TO BE DONE: Where a line in the listing below contains the word "analytics", copy that line.

DATASET:
____________

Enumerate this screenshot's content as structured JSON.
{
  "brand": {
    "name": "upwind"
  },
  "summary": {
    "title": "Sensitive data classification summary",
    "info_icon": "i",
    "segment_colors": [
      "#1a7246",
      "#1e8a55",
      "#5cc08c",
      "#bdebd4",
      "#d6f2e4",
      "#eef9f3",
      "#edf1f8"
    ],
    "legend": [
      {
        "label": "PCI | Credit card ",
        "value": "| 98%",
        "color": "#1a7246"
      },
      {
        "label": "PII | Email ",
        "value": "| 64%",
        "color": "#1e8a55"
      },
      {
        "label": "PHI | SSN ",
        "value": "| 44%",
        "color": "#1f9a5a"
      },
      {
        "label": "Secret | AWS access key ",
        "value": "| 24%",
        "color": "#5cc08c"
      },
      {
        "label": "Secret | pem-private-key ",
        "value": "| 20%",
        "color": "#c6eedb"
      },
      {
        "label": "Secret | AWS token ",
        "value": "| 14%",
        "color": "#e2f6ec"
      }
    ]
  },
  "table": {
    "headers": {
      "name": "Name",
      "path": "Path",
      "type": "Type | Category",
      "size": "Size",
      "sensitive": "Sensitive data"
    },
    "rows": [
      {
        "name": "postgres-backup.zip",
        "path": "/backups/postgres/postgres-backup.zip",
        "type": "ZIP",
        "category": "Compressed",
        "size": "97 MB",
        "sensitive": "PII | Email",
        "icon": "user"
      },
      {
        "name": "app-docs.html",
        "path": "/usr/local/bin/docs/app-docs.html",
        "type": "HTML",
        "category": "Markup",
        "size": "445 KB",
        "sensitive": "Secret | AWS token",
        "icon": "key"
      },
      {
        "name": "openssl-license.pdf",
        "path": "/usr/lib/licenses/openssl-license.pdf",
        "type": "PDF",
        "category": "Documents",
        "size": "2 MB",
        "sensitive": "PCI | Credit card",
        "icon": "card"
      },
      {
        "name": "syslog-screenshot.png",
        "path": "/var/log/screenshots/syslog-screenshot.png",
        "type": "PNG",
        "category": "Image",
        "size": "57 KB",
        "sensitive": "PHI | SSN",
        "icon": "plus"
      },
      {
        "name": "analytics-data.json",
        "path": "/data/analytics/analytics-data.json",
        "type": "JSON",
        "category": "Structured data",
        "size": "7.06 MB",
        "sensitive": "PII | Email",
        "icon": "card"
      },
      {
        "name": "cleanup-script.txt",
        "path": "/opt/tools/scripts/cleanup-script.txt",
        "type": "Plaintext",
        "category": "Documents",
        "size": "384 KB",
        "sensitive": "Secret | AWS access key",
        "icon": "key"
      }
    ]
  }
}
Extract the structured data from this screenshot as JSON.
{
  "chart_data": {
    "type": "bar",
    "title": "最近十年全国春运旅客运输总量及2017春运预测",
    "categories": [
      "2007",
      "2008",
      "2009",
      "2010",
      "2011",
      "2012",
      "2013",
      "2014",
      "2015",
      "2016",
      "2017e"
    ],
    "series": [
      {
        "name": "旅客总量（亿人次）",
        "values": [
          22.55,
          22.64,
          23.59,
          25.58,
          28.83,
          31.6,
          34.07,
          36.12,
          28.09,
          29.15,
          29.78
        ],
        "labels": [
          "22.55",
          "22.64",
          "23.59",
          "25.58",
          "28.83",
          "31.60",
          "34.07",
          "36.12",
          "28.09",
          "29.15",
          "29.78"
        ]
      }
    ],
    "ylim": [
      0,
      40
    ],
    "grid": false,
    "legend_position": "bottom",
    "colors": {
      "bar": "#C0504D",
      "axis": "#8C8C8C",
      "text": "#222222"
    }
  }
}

____________

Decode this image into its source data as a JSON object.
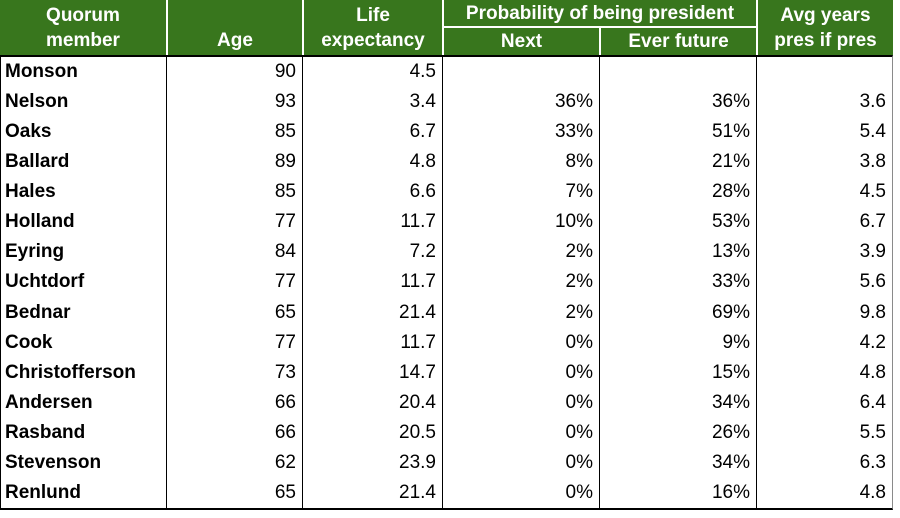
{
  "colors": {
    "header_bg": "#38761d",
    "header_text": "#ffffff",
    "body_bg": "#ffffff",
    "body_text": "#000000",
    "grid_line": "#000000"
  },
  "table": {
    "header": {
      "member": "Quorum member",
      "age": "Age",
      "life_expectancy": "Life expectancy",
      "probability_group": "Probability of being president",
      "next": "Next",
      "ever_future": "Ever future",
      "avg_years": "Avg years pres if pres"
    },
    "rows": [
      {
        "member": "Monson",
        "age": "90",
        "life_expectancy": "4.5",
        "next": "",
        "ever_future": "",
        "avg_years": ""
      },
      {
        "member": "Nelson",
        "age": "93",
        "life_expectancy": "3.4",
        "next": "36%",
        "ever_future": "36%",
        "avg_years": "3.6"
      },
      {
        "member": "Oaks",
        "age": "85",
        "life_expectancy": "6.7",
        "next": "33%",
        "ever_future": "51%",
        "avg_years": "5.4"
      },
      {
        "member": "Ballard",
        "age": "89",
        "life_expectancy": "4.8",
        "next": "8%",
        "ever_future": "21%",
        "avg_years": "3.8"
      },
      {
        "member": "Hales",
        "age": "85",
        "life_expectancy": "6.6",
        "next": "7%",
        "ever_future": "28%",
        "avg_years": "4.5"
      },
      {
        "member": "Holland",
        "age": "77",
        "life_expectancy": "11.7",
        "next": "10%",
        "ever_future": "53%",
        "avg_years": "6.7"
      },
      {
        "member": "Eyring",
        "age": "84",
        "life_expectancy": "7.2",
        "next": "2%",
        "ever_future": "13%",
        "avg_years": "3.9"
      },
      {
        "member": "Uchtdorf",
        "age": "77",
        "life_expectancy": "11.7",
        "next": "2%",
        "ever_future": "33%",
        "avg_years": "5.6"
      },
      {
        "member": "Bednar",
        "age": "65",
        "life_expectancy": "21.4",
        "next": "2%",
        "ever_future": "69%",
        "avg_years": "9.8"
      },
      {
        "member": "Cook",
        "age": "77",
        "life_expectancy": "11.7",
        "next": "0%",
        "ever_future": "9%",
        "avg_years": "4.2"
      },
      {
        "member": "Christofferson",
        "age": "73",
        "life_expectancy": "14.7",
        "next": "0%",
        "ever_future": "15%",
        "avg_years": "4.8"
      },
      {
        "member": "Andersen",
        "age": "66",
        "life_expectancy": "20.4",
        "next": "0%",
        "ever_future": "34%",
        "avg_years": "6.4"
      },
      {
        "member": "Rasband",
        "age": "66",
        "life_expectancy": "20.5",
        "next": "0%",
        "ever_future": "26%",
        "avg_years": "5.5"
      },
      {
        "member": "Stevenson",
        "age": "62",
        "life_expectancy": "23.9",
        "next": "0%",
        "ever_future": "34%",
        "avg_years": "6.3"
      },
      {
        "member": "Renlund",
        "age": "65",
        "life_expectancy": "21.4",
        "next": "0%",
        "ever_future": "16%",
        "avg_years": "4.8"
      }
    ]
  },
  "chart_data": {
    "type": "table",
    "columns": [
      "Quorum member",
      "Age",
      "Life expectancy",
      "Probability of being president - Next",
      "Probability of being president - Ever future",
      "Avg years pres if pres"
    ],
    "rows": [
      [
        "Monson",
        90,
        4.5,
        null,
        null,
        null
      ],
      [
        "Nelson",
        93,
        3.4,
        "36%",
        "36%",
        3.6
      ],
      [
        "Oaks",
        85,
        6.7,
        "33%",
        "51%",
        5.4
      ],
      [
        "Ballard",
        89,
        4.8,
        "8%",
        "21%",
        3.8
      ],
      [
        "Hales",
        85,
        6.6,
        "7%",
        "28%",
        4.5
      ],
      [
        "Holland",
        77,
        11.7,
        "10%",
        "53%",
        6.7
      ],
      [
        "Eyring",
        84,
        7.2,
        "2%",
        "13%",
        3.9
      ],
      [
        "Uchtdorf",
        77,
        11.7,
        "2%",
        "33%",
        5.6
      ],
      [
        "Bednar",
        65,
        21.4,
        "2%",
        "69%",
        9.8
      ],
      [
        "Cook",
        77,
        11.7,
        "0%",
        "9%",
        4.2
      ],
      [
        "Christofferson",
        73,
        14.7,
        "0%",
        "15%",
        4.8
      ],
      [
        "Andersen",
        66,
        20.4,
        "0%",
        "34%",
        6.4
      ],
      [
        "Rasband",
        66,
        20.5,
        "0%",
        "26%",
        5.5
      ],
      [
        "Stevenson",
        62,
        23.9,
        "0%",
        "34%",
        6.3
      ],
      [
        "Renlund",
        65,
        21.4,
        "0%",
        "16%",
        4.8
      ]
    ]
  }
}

____________

CORRECT OUTPUT:
        "name": "analytics-data.json",
        "path": "/data/analytics/analytics-data.json",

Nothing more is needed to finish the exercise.